--- START Data to use ---

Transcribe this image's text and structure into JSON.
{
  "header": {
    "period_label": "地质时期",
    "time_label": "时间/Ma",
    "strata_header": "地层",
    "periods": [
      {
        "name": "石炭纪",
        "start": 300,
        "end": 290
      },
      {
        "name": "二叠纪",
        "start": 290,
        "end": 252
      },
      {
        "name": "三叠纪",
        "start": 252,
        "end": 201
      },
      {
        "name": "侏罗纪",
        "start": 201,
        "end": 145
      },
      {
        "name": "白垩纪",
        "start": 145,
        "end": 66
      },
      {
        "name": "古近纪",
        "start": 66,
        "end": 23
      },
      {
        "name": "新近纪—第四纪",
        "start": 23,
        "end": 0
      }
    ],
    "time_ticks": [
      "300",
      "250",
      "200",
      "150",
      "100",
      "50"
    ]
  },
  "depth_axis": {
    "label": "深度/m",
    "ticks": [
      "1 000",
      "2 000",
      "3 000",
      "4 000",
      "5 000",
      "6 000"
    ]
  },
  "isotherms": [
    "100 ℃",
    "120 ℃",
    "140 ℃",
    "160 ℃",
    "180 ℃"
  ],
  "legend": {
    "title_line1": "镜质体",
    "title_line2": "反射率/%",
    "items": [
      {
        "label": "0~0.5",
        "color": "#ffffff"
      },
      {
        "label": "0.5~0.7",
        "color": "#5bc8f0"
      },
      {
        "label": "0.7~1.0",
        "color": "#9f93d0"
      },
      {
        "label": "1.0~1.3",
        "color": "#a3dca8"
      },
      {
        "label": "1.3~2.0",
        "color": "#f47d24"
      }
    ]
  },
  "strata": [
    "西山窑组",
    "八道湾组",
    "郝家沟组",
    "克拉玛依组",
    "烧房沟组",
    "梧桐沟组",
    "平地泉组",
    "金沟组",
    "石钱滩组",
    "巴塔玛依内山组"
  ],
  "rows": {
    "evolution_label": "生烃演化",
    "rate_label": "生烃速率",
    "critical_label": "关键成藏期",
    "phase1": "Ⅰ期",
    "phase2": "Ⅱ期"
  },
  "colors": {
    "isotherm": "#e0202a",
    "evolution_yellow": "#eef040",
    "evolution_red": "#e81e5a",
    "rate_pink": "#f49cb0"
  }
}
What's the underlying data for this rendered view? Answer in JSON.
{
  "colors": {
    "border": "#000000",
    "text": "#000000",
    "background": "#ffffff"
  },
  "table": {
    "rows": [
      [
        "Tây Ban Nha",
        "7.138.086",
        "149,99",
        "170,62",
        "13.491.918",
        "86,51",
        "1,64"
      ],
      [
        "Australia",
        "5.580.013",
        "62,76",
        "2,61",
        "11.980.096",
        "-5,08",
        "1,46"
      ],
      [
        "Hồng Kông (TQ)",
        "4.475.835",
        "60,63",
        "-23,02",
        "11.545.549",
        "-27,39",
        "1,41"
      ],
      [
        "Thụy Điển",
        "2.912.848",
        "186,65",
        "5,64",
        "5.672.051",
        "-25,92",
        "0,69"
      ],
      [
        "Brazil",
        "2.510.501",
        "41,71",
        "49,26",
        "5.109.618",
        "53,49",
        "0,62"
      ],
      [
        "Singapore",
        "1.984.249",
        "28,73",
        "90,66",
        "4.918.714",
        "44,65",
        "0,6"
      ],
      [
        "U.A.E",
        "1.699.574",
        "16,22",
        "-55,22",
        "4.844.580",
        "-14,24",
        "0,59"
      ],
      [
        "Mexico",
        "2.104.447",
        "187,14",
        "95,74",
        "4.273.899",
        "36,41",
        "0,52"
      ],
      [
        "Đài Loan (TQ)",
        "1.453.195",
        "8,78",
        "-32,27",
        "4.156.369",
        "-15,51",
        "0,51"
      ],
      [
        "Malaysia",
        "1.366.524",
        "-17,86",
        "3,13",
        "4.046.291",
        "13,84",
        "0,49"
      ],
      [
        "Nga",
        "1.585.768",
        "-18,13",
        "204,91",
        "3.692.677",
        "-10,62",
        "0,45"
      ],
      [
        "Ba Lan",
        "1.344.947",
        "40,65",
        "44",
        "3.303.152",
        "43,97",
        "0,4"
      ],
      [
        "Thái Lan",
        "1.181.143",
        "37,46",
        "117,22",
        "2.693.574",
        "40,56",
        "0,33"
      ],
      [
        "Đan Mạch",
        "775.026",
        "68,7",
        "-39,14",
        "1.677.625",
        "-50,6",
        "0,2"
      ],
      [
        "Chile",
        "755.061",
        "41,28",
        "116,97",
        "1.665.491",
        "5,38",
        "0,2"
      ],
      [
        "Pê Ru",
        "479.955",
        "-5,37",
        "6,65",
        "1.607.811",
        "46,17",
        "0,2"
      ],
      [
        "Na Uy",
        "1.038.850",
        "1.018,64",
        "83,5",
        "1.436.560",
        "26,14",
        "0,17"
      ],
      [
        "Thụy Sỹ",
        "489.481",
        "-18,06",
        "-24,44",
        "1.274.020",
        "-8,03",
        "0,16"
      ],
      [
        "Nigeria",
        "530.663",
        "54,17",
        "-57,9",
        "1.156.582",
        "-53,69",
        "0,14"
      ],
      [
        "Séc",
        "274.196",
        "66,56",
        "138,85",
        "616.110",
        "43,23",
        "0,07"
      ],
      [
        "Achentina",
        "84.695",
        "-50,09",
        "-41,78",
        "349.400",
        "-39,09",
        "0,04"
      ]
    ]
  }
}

--- END Data to use ---

## Exercise description
Output all preceding records character for character.

## Solution to this problem
Transcribe this image's text and structure into JSON.
{
  "header": {
    "period_label": "地质时期",
    "time_label": "时间/Ma",
    "strata_header": "地层",
    "periods": [
      {
        "name": "石炭纪",
        "start": 300,
        "end": 290
      },
      {
        "name": "二叠纪",
        "start": 290,
        "end": 252
      },
      {
        "name": "三叠纪",
        "start": 252,
        "end": 201
      },
      {
        "name": "侏罗纪",
        "start": 201,
        "end": 145
      },
      {
        "name": "白垩纪",
        "start": 145,
        "end": 66
      },
      {
        "name": "古近纪",
        "start": 66,
        "end": 23
      },
      {
        "name": "新近纪—第四纪",
        "start": 23,
        "end": 0
      }
    ],
    "time_ticks": [
      "300",
      "250",
      "200",
      "150",
      "100",
      "50"
    ]
  },
  "depth_axis": {
    "label": "深度/m",
    "ticks": [
      "1 000",
      "2 000",
      "3 000",
      "4 000",
      "5 000",
      "6 000"
    ]
  },
  "isotherms": [
    "100 ℃",
    "120 ℃",
    "140 ℃",
    "160 ℃",
    "180 ℃"
  ],
  "legend": {
    "title_line1": "镜质体",
    "title_line2": "反射率/%",
    "items": [
      {
        "label": "0~0.5",
        "color": "#ffffff"
      },
      {
        "label": "0.5~0.7",
        "color": "#5bc8f0"
      },
      {
        "label": "0.7~1.0",
        "color": "#9f93d0"
      },
      {
        "label": "1.0~1.3",
        "color": "#a3dca8"
      },
      {
        "label": "1.3~2.0",
        "color": "#f47d24"
      }
    ]
  },
  "strata": [
    "西山窑组",
    "八道湾组",
    "郝家沟组",
    "克拉玛依组",
    "烧房沟组",
    "梧桐沟组",
    "平地泉组",
    "金沟组",
    "石钱滩组",
    "巴塔玛依内山组"
  ],
  "rows": {
    "evolution_label": "生烃演化",
    "rate_label": "生烃速率",
    "critical_label": "关键成藏期",
    "phase1": "Ⅰ期",
    "phase2": "Ⅱ期"
  },
  "colors": {
    "isotherm": "#e0202a",
    "evolution_yellow": "#eef040",
    "evolution_red": "#e81e5a",
    "rate_pink": "#f49cb0"
  }
}
What's the underlying data for this rendered view? Answer in JSON.
{
  "colors": {
    "border": "#000000",
    "text": "#000000",
    "background": "#ffffff"
  },
  "table": {
    "rows": [
      [
        "Tây Ban Nha",
        "7.138.086",
        "149,99",
        "170,62",
        "13.491.918",
        "86,51",
        "1,64"
      ],
      [
        "Australia",
        "5.580.013",
        "62,76",
        "2,61",
        "11.980.096",
        "-5,08",
        "1,46"
      ],
      [
        "Hồng Kông (TQ)",
        "4.475.835",
        "60,63",
        "-23,02",
        "11.545.549",
        "-27,39",
        "1,41"
      ],
      [
        "Thụy Điển",
        "2.912.848",
        "186,65",
        "5,64",
        "5.672.051",
        "-25,92",
        "0,69"
      ],
      [
        "Brazil",
        "2.510.501",
        "41,71",
        "49,26",
        "5.109.618",
        "53,49",
        "0,62"
      ],
      [
        "Singapore",
        "1.984.249",
        "28,73",
        "90,66",
        "4.918.714",
        "44,65",
        "0,6"
      ],
      [
        "U.A.E",
        "1.699.574",
        "16,22",
        "-55,22",
        "4.844.580",
        "-14,24",
        "0,59"
      ],
      [
        "Mexico",
        "2.104.447",
        "187,14",
        "95,74",
        "4.273.899",
        "36,41",
        "0,52"
      ],
      [
        "Đài Loan (TQ)",
        "1.453.195",
        "8,78",
        "-32,27",
        "4.156.369",
        "-15,51",
        "0,51"
      ],
      [
        "Malaysia",
        "1.366.524",
        "-17,86",
        "3,13",
        "4.046.291",
        "13,84",
        "0,49"
      ],
      [
        "Nga",
        "1.585.768",
        "-18,13",
        "204,91",
        "3.692.677",
        "-10,62",
        "0,45"
      ],
      [
        "Ba Lan",
        "1.344.947",
        "40,65",
        "44",
        "3.303.152",
        "43,97",
        "0,4"
      ],
      [
        "Thái Lan",
        "1.181.143",
        "37,46",
        "117,22",
        "2.693.574",
        "40,56",
        "0,33"
      ],
      [
        "Đan Mạch",
        "775.026",
        "68,7",
        "-39,14",
        "1.677.625",
        "-50,6",
        "0,2"
      ],
      [
        "Chile",
        "755.061",
        "41,28",
        "116,97",
        "1.665.491",
        "5,38",
        "0,2"
      ],
      [
        "Pê Ru",
        "479.955",
        "-5,37",
        "6,65",
        "1.607.811",
        "46,17",
        "0,2"
      ],
      [
        "Na Uy",
        "1.038.850",
        "1.018,64",
        "83,5",
        "1.436.560",
        "26,14",
        "0,17"
      ],
      [
        "Thụy Sỹ",
        "489.481",
        "-18,06",
        "-24,44",
        "1.274.020",
        "-8,03",
        "0,16"
      ],
      [
        "Nigeria",
        "530.663",
        "54,17",
        "-57,9",
        "1.156.582",
        "-53,69",
        "0,14"
      ],
      [
        "Séc",
        "274.196",
        "66,56",
        "138,85",
        "616.110",
        "43,23",
        "0,07"
      ],
      [
        "Achentina",
        "84.695",
        "-50,09",
        "-41,78",
        "349.400",
        "-39,09",
        "0,04"
      ]
    ]
  }
}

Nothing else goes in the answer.